_Direction_.
The complete listing should be restated exactly.
_ _ _
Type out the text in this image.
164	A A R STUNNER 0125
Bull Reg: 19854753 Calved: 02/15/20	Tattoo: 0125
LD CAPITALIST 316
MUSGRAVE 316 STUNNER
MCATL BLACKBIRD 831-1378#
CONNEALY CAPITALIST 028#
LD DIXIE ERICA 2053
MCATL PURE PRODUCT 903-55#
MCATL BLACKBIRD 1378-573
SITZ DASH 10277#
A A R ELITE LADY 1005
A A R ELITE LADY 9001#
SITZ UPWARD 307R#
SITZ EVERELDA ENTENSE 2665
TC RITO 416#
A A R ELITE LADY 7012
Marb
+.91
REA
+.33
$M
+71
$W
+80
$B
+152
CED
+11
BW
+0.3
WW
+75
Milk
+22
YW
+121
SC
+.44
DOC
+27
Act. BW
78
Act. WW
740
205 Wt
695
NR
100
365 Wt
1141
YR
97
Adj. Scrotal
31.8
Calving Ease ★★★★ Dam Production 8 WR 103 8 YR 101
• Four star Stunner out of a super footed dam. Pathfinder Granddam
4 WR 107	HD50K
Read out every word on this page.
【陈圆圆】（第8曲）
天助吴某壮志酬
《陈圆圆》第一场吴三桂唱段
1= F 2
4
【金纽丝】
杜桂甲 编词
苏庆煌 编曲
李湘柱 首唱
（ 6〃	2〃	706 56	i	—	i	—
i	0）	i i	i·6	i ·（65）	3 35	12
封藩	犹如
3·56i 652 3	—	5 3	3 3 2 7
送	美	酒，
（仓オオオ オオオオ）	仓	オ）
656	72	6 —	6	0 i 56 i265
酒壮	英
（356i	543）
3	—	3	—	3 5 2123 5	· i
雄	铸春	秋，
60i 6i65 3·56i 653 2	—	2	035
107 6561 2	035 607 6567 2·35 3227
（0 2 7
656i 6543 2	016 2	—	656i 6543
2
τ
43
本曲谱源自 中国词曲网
_ _ _
_Written solution_.
Type out the text in this image.
164	A A R STUNNER 0125
Bull Reg: 19854753 Calved: 02/15/20	Tattoo: 0125
LD CAPITALIST 316
MUSGRAVE 316 STUNNER
MCATL BLACKBIRD 831-1378#
CONNEALY CAPITALIST 028#
LD DIXIE ERICA 2053
MCATL PURE PRODUCT 903-55#
MCATL BLACKBIRD 1378-573
SITZ DASH 10277#
A A R ELITE LADY 1005
A A R ELITE LADY 9001#
SITZ UPWARD 307R#
SITZ EVERELDA ENTENSE 2665
TC RITO 416#
A A R ELITE LADY 7012
Marb
+.91
REA
+.33
$M
+71
$W
+80
$B
+152
CED
+11
BW
+0.3
WW
+75
Milk
+22
YW
+121
SC
+.44
DOC
+27
Act. BW
78
Act. WW
740
205 Wt
695
NR
100
365 Wt
1141
YR
97
Adj. Scrotal
31.8
Calving Ease ★★★★ Dam Production 8 WR 103 8 YR 101
• Four star Stunner out of a super footed dam. Pathfinder Granddam
4 WR 107	HD50K
Read out every word on this page.
【陈圆圆】（第8曲）
天助吴某壮志酬
《陈圆圆》第一场吴三桂唱段
1= F 2
4
【金纽丝】
杜桂甲 编词
苏庆煌 编曲
李湘柱 首唱
（ 6〃	2〃	706 56	i	—	i	—
i	0）	i i	i·6	i ·（65）	3 35	12
封藩	犹如
3·56i 652 3	—	5 3	3 3 2 7
送	美	酒，
（仓オオオ オオオオ）	仓	オ）
656	72	6 —	6	0 i 56 i265
酒壮	英
（356i	543）
3	—	3	—	3 5 2123 5	· i
雄	铸春	秋，
60i 6i65 3·56i 653 2	—	2	035
107 6561 2	035 607 6567 2·35 3227
（0 2 7
656i 6543 2	016 2	—	656i 6543
2
τ
43
本曲谱源自 中国词曲网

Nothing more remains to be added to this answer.